Search the listing below for the string "title" and show each line that contains it.

(Records that describe figures)
▼

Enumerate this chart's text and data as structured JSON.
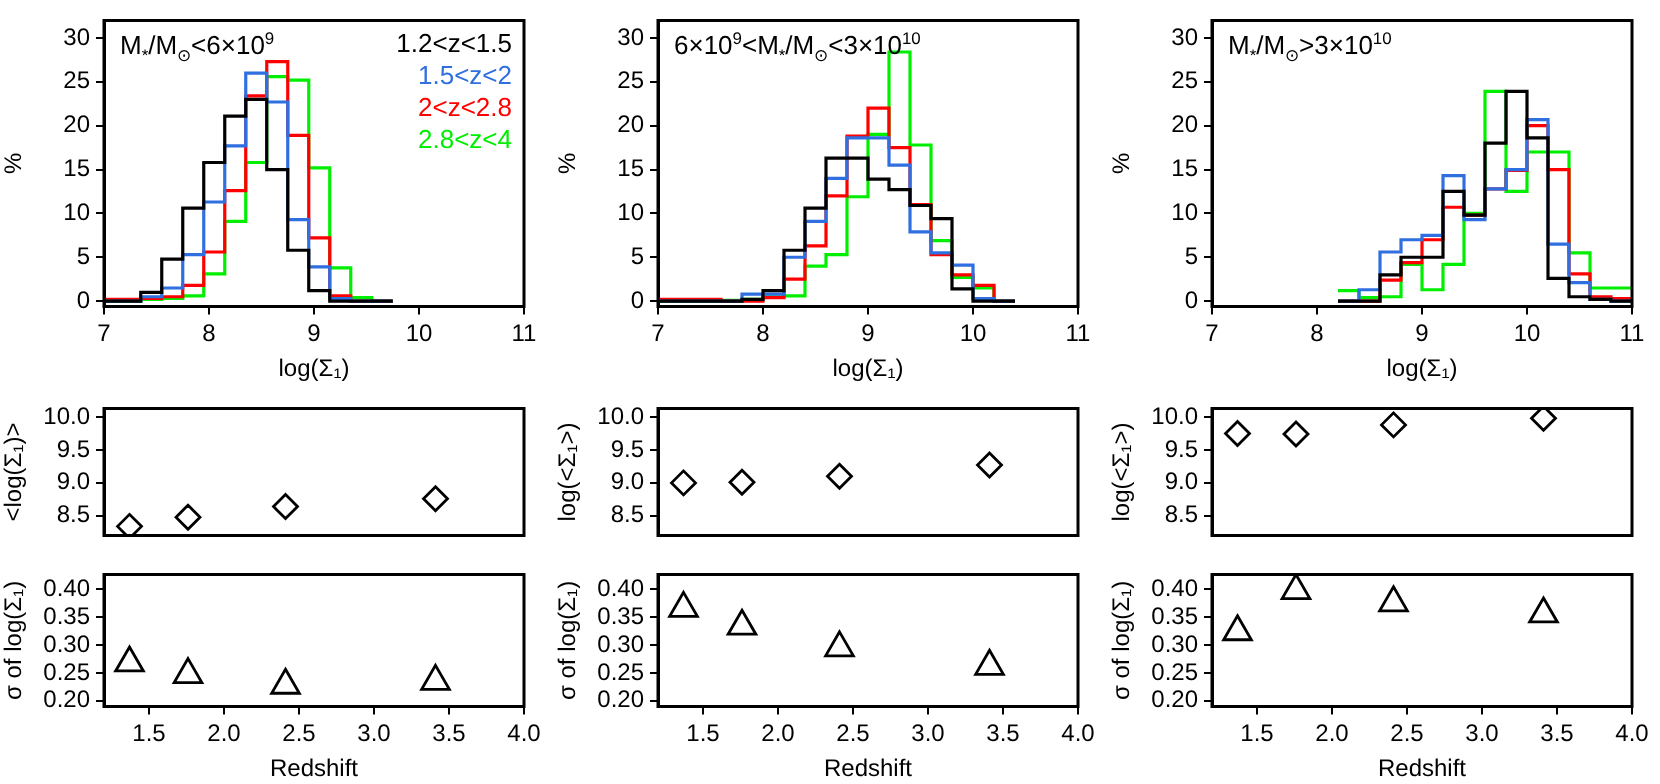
{
  "chart_data": [
    {
      "type": "histogram",
      "title": "M$_{*}$/M$_{⊙}$<6×10$^{9}$",
      "xlabel": "log(Σ₁)",
      "ylabel": "%",
      "bins": [
        6.95,
        7.15,
        7.35,
        7.55,
        7.75,
        7.95,
        8.15,
        8.35,
        8.55,
        8.75,
        8.95,
        9.15,
        9.35,
        9.55,
        9.75
      ],
      "xlim": [
        7,
        11
      ],
      "xticks": [
        7,
        8,
        9,
        10,
        11
      ],
      "ylim": [
        -0.6,
        32
      ],
      "yticks": [
        0,
        5,
        10,
        15,
        20,
        25,
        30
      ],
      "series": [
        {
          "name": "1.2<z<1.5",
          "color": "#000000",
          "values": [
            0,
            0,
            1.0,
            4.8,
            10.6,
            15.8,
            21.1,
            23.0,
            15.0,
            5.8,
            1.2,
            0,
            0,
            0
          ]
        },
        {
          "name": "1.5<z<2",
          "color": "#2f6fe0",
          "values": [
            0,
            0,
            0.5,
            1.5,
            5.3,
            11.3,
            17.7,
            26.0,
            22.7,
            9.3,
            3.9,
            0.3,
            0,
            0
          ]
        },
        {
          "name": "2<z<2.8",
          "color": "#ff0000",
          "values": [
            0.2,
            0.2,
            0.3,
            0.5,
            1.8,
            5.6,
            12.6,
            23.4,
            27.3,
            18.9,
            7.2,
            0.6,
            0,
            0
          ]
        },
        {
          "name": "2.8<z<4",
          "color": "#00ee00",
          "values": [
            0,
            0,
            0.2,
            0.3,
            0.6,
            3.1,
            9.1,
            15.8,
            25.6,
            25.2,
            15.2,
            3.8,
            0.4,
            0
          ]
        }
      ]
    },
    {
      "type": "histogram",
      "title": "6×10$^{9}$<M$_{*}$/M$_{⊙}$<3×10$^{10}$",
      "xlabel": "log(Σ₁)",
      "ylabel": "%",
      "bins": [
        7.0,
        7.2,
        7.4,
        7.6,
        7.8,
        8.0,
        8.2,
        8.4,
        8.6,
        8.8,
        9.0,
        9.2,
        9.4,
        9.6,
        9.8,
        10.0,
        10.2,
        10.4
      ],
      "xlim": [
        7,
        11
      ],
      "xticks": [
        7,
        8,
        9,
        10,
        11
      ],
      "ylim": [
        -0.6,
        32
      ],
      "yticks": [
        0,
        5,
        10,
        15,
        20,
        25,
        30
      ],
      "series": [
        {
          "color": "#000000",
          "values": [
            0,
            0,
            0,
            0,
            0.2,
            1.2,
            5.8,
            10.6,
            16.3,
            16.3,
            13.9,
            12.7,
            10.9,
            9.4,
            1.4,
            0,
            0
          ]
        },
        {
          "color": "#2f6fe0",
          "values": [
            0,
            0,
            0,
            0,
            0.8,
            0.8,
            5.0,
            9.1,
            14.0,
            18.6,
            18.6,
            15.5,
            7.9,
            5.5,
            4.1,
            0.3,
            0
          ]
        },
        {
          "color": "#ff0000",
          "values": [
            0.2,
            0.2,
            0.2,
            0,
            0,
            0.4,
            2.5,
            6.3,
            12.0,
            18.8,
            22.0,
            17.5,
            11.0,
            5.3,
            3.0,
            1.8,
            0
          ]
        },
        {
          "color": "#00ee00",
          "values": [
            0,
            0,
            0,
            0.1,
            0.2,
            0.5,
            0.6,
            4.0,
            5.3,
            11.9,
            19.0,
            28.4,
            17.8,
            6.9,
            2.7,
            1.5,
            0
          ]
        }
      ]
    },
    {
      "type": "histogram",
      "title": "M$_{*}$/M$_{⊙}$>3×10$^{10}$",
      "xlabel": "log(Σ₁)",
      "ylabel": "%",
      "bins": [
        8.2,
        8.4,
        8.6,
        8.8,
        9.0,
        9.2,
        9.4,
        9.6,
        9.8,
        10.0,
        10.2,
        10.4,
        10.6,
        10.8,
        11.0
      ],
      "xlim": [
        7,
        11
      ],
      "xticks": [
        7,
        8,
        9,
        10,
        11
      ],
      "ylim": [
        -0.6,
        32
      ],
      "yticks": [
        0,
        5,
        10,
        15,
        20,
        25,
        30
      ],
      "series": [
        {
          "color": "#000000",
          "values": [
            0,
            0,
            3.0,
            5.0,
            5.0,
            12.5,
            9.8,
            18.0,
            23.9,
            18.6,
            2.6,
            0.5,
            0.2,
            0
          ]
        },
        {
          "color": "#2f6fe0",
          "values": [
            0,
            1.3,
            5.6,
            7.0,
            7.5,
            14.3,
            9.3,
            12.8,
            15.0,
            20.7,
            6.5,
            2.1,
            0.2,
            0
          ]
        },
        {
          "color": "#ff0000",
          "values": [
            0,
            0,
            2.4,
            4.4,
            7.0,
            10.7,
            9.8,
            12.8,
            14.9,
            20.0,
            15.0,
            3.1,
            0.5,
            0.3
          ]
        },
        {
          "color": "#00ee00",
          "values": [
            1.2,
            0.4,
            0.5,
            4.2,
            1.3,
            4.2,
            10.0,
            23.9,
            12.5,
            17.0,
            17.0,
            5.5,
            1.5,
            1.5
          ]
        }
      ]
    },
    {
      "type": "scatter",
      "ylabel": "<log(Σ₁)>",
      "marker": "diamond",
      "tick_labels": "y",
      "x": [
        1.37,
        1.76,
        2.41,
        3.41
      ],
      "xlim": [
        1.2,
        4.0
      ],
      "ylim": [
        8.2,
        10.13
      ],
      "yticks": [
        8.5,
        {
          "value": 9,
          "label": "9.0"
        },
        9.5,
        {
          "value": 10,
          "label": "10.0"
        }
      ],
      "series": [
        {
          "color": "#000000",
          "values": [
            8.34,
            8.48,
            8.64,
            8.76
          ]
        }
      ]
    },
    {
      "type": "scatter",
      "xlabel": "Redshift",
      "ylabel": "σ of log(Σ₁)",
      "marker": "triangle",
      "x": [
        1.37,
        1.76,
        2.41,
        3.41
      ],
      "xlim": [
        1.2,
        4.0
      ],
      "xticks": [
        1.5,
        {
          "value": 2,
          "label": "2.0"
        },
        2.5,
        {
          "value": 3,
          "label": "3.0"
        },
        3.5,
        {
          "value": 4,
          "label": "4.0"
        }
      ],
      "ylim": [
        0.19,
        0.427
      ],
      "yticks": [
        {
          "value": 0.2,
          "label": "0.20"
        },
        0.25,
        {
          "value": 0.3,
          "label": "0.30"
        },
        0.35,
        {
          "value": 0.4,
          "label": "0.40"
        }
      ],
      "series": [
        {
          "color": "#000000",
          "values": [
            0.268,
            0.247,
            0.228,
            0.235
          ]
        }
      ]
    },
    {
      "type": "scatter",
      "ylabel": "log(<Σ₁>)",
      "marker": "diamond",
      "tick_labels": "y",
      "x": [
        1.37,
        1.76,
        2.41,
        3.41
      ],
      "xlim": [
        1.2,
        4.0
      ],
      "ylim": [
        8.2,
        10.13
      ],
      "yticks": [
        8.5,
        {
          "value": 9,
          "label": "9.0"
        },
        9.5,
        {
          "value": 10,
          "label": "10.0"
        }
      ],
      "series": [
        {
          "color": "#000000",
          "values": [
            9.0,
            9.01,
            9.1,
            9.27
          ]
        }
      ]
    },
    {
      "type": "scatter",
      "xlabel": "Redshift",
      "ylabel": "σ of log(Σ₁)",
      "marker": "triangle",
      "x": [
        1.37,
        1.76,
        2.41,
        3.41
      ],
      "xlim": [
        1.2,
        4.0
      ],
      "xticks": [
        1.5,
        {
          "value": 2,
          "label": "2.0"
        },
        2.5,
        {
          "value": 3,
          "label": "3.0"
        },
        3.5,
        {
          "value": 4,
          "label": "4.0"
        }
      ],
      "ylim": [
        0.19,
        0.427
      ],
      "yticks": [
        {
          "value": 0.2,
          "label": "0.20"
        },
        0.25,
        {
          "value": 0.3,
          "label": "0.30"
        },
        0.35,
        {
          "value": 0.4,
          "label": "0.40"
        }
      ],
      "series": [
        {
          "color": "#000000",
          "values": [
            0.366,
            0.334,
            0.295,
            0.262
          ]
        }
      ]
    },
    {
      "type": "scatter",
      "ylabel": "log(<Σ₁>)",
      "marker": "diamond",
      "tick_labels": "y",
      "x": [
        1.37,
        1.76,
        2.41,
        3.41
      ],
      "xlim": [
        1.2,
        4.0
      ],
      "ylim": [
        8.2,
        10.13
      ],
      "yticks": [
        8.5,
        {
          "value": 9,
          "label": "9.0"
        },
        9.5,
        {
          "value": 10,
          "label": "10.0"
        }
      ],
      "series": [
        {
          "color": "#000000",
          "values": [
            9.75,
            9.74,
            9.88,
            9.98
          ]
        }
      ]
    },
    {
      "type": "scatter",
      "xlabel": "Redshift",
      "ylabel": "σ of log(Σ₁)",
      "marker": "triangle",
      "x": [
        1.37,
        1.76,
        2.41,
        3.41
      ],
      "xlim": [
        1.2,
        4.0
      ],
      "xticks": [
        1.5,
        {
          "value": 2,
          "label": "2.0"
        },
        2.5,
        {
          "value": 3,
          "label": "3.0"
        },
        3.5,
        {
          "value": 4,
          "label": "4.0"
        }
      ],
      "ylim": [
        0.19,
        0.427
      ],
      "yticks": [
        {
          "value": 0.2,
          "label": "0.20"
        },
        0.25,
        {
          "value": 0.3,
          "label": "0.30"
        },
        0.35,
        {
          "value": 0.4,
          "label": "0.40"
        }
      ],
      "series": [
        {
          "color": "#000000",
          "values": [
            0.324,
            0.398,
            0.376,
            0.356
          ]
        }
      ]
    }
  ]
}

▲

**COMPLETE RESPONSE:**
      "title": "M$_{*}$/M$_{⊙}$<6×10$^{9}$",
      "title": "6×10$^{9}$<M$_{*}$/M$_{⊙}$<3×10$^{10}$",
      "title": "M$_{*}$/M$_{⊙}$>3×10$^{10}$",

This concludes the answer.